:: TASK INSTRUCTIONS ::
Every entry must be duplicated precisely as written.

(Extracted data entries)
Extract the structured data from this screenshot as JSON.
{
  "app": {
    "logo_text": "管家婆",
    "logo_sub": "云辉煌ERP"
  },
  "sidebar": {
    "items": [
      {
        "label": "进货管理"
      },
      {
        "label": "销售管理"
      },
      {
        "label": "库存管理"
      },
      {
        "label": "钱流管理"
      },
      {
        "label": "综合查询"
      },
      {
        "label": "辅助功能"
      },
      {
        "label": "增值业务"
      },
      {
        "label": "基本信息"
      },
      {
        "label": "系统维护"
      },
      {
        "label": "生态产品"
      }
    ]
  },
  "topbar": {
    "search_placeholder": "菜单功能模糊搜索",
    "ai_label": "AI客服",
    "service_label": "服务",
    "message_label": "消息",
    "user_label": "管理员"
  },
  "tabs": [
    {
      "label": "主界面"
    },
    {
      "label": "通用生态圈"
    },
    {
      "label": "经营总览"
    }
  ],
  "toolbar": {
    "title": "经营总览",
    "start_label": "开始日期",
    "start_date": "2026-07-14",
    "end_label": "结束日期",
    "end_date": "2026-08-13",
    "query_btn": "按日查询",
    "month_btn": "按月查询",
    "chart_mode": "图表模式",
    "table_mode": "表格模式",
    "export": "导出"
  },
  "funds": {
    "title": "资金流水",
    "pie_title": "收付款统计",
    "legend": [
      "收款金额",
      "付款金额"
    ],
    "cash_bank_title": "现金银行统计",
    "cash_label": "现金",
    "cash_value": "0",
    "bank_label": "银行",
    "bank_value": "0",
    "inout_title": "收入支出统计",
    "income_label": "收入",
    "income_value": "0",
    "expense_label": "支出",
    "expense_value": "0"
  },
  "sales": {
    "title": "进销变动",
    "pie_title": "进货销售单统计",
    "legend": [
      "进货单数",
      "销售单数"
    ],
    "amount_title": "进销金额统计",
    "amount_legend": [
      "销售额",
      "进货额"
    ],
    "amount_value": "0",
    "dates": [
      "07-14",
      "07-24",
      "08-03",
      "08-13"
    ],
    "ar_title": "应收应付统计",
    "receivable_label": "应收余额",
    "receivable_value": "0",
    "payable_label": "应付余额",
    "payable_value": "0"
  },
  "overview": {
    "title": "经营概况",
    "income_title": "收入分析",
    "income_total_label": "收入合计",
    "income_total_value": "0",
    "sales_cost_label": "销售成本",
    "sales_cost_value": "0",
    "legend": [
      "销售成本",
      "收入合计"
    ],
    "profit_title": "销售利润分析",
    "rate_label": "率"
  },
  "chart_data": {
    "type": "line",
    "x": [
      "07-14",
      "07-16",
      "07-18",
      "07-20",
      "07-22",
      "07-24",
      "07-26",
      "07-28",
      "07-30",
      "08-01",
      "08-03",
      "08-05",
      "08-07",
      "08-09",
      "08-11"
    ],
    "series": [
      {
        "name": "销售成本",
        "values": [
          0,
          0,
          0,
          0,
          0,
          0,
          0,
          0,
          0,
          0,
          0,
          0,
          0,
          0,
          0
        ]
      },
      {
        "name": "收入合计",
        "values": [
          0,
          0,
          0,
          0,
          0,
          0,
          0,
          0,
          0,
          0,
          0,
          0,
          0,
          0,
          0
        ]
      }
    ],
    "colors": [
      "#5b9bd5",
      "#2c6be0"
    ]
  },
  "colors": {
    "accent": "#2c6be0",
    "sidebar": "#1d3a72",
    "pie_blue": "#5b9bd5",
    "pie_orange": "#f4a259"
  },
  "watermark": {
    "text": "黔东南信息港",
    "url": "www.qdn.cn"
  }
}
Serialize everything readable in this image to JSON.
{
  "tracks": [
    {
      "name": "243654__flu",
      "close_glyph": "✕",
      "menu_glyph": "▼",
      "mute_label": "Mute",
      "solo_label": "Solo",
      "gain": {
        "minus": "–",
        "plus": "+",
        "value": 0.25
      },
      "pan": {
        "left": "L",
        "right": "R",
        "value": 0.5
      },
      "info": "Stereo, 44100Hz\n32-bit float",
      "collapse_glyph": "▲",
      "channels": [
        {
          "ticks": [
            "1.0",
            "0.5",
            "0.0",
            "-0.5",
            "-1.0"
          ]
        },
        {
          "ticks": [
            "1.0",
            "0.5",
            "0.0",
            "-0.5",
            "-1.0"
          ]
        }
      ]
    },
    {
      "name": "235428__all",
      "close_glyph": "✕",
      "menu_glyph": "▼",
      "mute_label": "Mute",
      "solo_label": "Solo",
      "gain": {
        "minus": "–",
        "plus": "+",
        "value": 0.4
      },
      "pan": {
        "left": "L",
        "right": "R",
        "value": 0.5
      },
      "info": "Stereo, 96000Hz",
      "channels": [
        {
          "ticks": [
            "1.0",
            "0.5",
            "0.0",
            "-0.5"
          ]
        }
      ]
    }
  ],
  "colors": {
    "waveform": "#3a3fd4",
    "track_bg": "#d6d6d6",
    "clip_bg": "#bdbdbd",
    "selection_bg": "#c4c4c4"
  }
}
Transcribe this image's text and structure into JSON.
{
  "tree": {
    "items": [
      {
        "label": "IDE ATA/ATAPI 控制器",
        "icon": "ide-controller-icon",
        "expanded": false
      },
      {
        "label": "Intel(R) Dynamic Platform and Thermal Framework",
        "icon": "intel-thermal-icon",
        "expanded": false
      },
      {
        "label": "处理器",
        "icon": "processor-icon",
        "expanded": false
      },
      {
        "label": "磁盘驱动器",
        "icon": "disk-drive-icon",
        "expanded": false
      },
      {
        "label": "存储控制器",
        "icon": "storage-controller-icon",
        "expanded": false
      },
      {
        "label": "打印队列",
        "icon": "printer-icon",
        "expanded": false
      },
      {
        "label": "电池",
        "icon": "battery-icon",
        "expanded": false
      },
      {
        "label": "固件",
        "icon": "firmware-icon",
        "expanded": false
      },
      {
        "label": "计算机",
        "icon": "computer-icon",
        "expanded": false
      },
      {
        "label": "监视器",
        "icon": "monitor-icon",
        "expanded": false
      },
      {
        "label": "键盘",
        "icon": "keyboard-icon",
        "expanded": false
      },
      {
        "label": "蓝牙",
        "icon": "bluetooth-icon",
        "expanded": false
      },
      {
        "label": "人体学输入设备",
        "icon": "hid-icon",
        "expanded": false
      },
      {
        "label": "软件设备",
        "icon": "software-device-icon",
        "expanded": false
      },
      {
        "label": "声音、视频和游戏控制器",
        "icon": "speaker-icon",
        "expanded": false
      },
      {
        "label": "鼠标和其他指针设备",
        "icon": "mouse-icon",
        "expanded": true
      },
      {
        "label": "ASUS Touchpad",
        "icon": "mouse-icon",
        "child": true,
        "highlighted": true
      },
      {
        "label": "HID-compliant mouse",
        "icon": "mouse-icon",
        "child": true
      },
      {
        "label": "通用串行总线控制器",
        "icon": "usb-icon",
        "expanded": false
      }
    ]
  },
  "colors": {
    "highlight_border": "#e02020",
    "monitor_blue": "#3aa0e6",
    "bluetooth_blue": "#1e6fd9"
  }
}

:: RIGHT ANSWER ::
Extract the structured data from this screenshot as JSON.
{
  "app": {
    "logo_text": "管家婆",
    "logo_sub": "云辉煌ERP"
  },
  "sidebar": {
    "items": [
      {
        "label": "进货管理"
      },
      {
        "label": "销售管理"
      },
      {
        "label": "库存管理"
      },
      {
        "label": "钱流管理"
      },
      {
        "label": "综合查询"
      },
      {
        "label": "辅助功能"
      },
      {
        "label": "增值业务"
      },
      {
        "label": "基本信息"
      },
      {
        "label": "系统维护"
      },
      {
        "label": "生态产品"
      }
    ]
  },
  "topbar": {
    "search_placeholder": "菜单功能模糊搜索",
    "ai_label": "AI客服",
    "service_label": "服务",
    "message_label": "消息",
    "user_label": "管理员"
  },
  "tabs": [
    {
      "label": "主界面"
    },
    {
      "label": "通用生态圈"
    },
    {
      "label": "经营总览"
    }
  ],
  "toolbar": {
    "title": "经营总览",
    "start_label": "开始日期",
    "start_date": "2026-07-14",
    "end_label": "结束日期",
    "end_date": "2026-08-13",
    "query_btn": "按日查询",
    "month_btn": "按月查询",
    "chart_mode": "图表模式",
    "table_mode": "表格模式",
    "export": "导出"
  },
  "funds": {
    "title": "资金流水",
    "pie_title": "收付款统计",
    "legend": [
      "收款金额",
      "付款金额"
    ],
    "cash_bank_title": "现金银行统计",
    "cash_label": "现金",
    "cash_value": "0",
    "bank_label": "银行",
    "bank_value": "0",
    "inout_title": "收入支出统计",
    "income_label": "收入",
    "income_value": "0",
    "expense_label": "支出",
    "expense_value": "0"
  },
  "sales": {
    "title": "进销变动",
    "pie_title": "进货销售单统计",
    "legend": [
      "进货单数",
      "销售单数"
    ],
    "amount_title": "进销金额统计",
    "amount_legend": [
      "销售额",
      "进货额"
    ],
    "amount_value": "0",
    "dates": [
      "07-14",
      "07-24",
      "08-03",
      "08-13"
    ],
    "ar_title": "应收应付统计",
    "receivable_label": "应收余额",
    "receivable_value": "0",
    "payable_label": "应付余额",
    "payable_value": "0"
  },
  "overview": {
    "title": "经营概况",
    "income_title": "收入分析",
    "income_total_label": "收入合计",
    "income_total_value": "0",
    "sales_cost_label": "销售成本",
    "sales_cost_value": "0",
    "legend": [
      "销售成本",
      "收入合计"
    ],
    "profit_title": "销售利润分析",
    "rate_label": "率"
  },
  "chart_data": {
    "type": "line",
    "x": [
      "07-14",
      "07-16",
      "07-18",
      "07-20",
      "07-22",
      "07-24",
      "07-26",
      "07-28",
      "07-30",
      "08-01",
      "08-03",
      "08-05",
      "08-07",
      "08-09",
      "08-11"
    ],
    "series": [
      {
        "name": "销售成本",
        "values": [
          0,
          0,
          0,
          0,
          0,
          0,
          0,
          0,
          0,
          0,
          0,
          0,
          0,
          0,
          0
        ]
      },
      {
        "name": "收入合计",
        "values": [
          0,
          0,
          0,
          0,
          0,
          0,
          0,
          0,
          0,
          0,
          0,
          0,
          0,
          0,
          0
        ]
      }
    ],
    "colors": [
      "#5b9bd5",
      "#2c6be0"
    ]
  },
  "colors": {
    "accent": "#2c6be0",
    "sidebar": "#1d3a72",
    "pie_blue": "#5b9bd5",
    "pie_orange": "#f4a259"
  },
  "watermark": {
    "text": "黔东南信息港",
    "url": "www.qdn.cn"
  }
}
Serialize everything readable in this image to JSON.
{
  "tracks": [
    {
      "name": "243654__flu",
      "close_glyph": "✕",
      "menu_glyph": "▼",
      "mute_label": "Mute",
      "solo_label": "Solo",
      "gain": {
        "minus": "–",
        "plus": "+",
        "value": 0.25
      },
      "pan": {
        "left": "L",
        "right": "R",
        "value": 0.5
      },
      "info": "Stereo, 44100Hz\n32-bit float",
      "collapse_glyph": "▲",
      "channels": [
        {
          "ticks": [
            "1.0",
            "0.5",
            "0.0",
            "-0.5",
            "-1.0"
          ]
        },
        {
          "ticks": [
            "1.0",
            "0.5",
            "0.0",
            "-0.5",
            "-1.0"
          ]
        }
      ]
    },
    {
      "name": "235428__all",
      "close_glyph": "✕",
      "menu_glyph": "▼",
      "mute_label": "Mute",
      "solo_label": "Solo",
      "gain": {
        "minus": "–",
        "plus": "+",
        "value": 0.4
      },
      "pan": {
        "left": "L",
        "right": "R",
        "value": 0.5
      },
      "info": "Stereo, 96000Hz",
      "channels": [
        {
          "ticks": [
            "1.0",
            "0.5",
            "0.0",
            "-0.5"
          ]
        }
      ]
    }
  ],
  "colors": {
    "waveform": "#3a3fd4",
    "track_bg": "#d6d6d6",
    "clip_bg": "#bdbdbd",
    "selection_bg": "#c4c4c4"
  }
}
Transcribe this image's text and structure into JSON.
{
  "tree": {
    "items": [
      {
        "label": "IDE ATA/ATAPI 控制器",
        "icon": "ide-controller-icon",
        "expanded": false
      },
      {
        "label": "Intel(R) Dynamic Platform and Thermal Framework",
        "icon": "intel-thermal-icon",
        "expanded": false
      },
      {
        "label": "处理器",
        "icon": "processor-icon",
        "expanded": false
      },
      {
        "label": "磁盘驱动器",
        "icon": "disk-drive-icon",
        "expanded": false
      },
      {
        "label": "存储控制器",
        "icon": "storage-controller-icon",
        "expanded": false
      },
      {
        "label": "打印队列",
        "icon": "printer-icon",
        "expanded": false
      },
      {
        "label": "电池",
        "icon": "battery-icon",
        "expanded": false
      },
      {
        "label": "固件",
        "icon": "firmware-icon",
        "expanded": false
      },
      {
        "label": "计算机",
        "icon": "computer-icon",
        "expanded": false
      },
      {
        "label": "监视器",
        "icon": "monitor-icon",
        "expanded": false
      },
      {
        "label": "键盘",
        "icon": "keyboard-icon",
        "expanded": false
      },
      {
        "label": "蓝牙",
        "icon": "bluetooth-icon",
        "expanded": false
      },
      {
        "label": "人体学输入设备",
        "icon": "hid-icon",
        "expanded": false
      },
      {
        "label": "软件设备",
        "icon": "software-device-icon",
        "expanded": false
      },
      {
        "label": "声音、视频和游戏控制器",
        "icon": "speaker-icon",
        "expanded": false
      },
      {
        "label": "鼠标和其他指针设备",
        "icon": "mouse-icon",
        "expanded": true
      },
      {
        "label": "ASUS Touchpad",
        "icon": "mouse-icon",
        "child": true,
        "highlighted": true
      },
      {
        "label": "HID-compliant mouse",
        "icon": "mouse-icon",
        "child": true
      },
      {
        "label": "通用串行总线控制器",
        "icon": "usb-icon",
        "expanded": false
      }
    ]
  },
  "colors": {
    "highlight_border": "#e02020",
    "monitor_blue": "#3aa0e6",
    "bluetooth_blue": "#1e6fd9"
  }
}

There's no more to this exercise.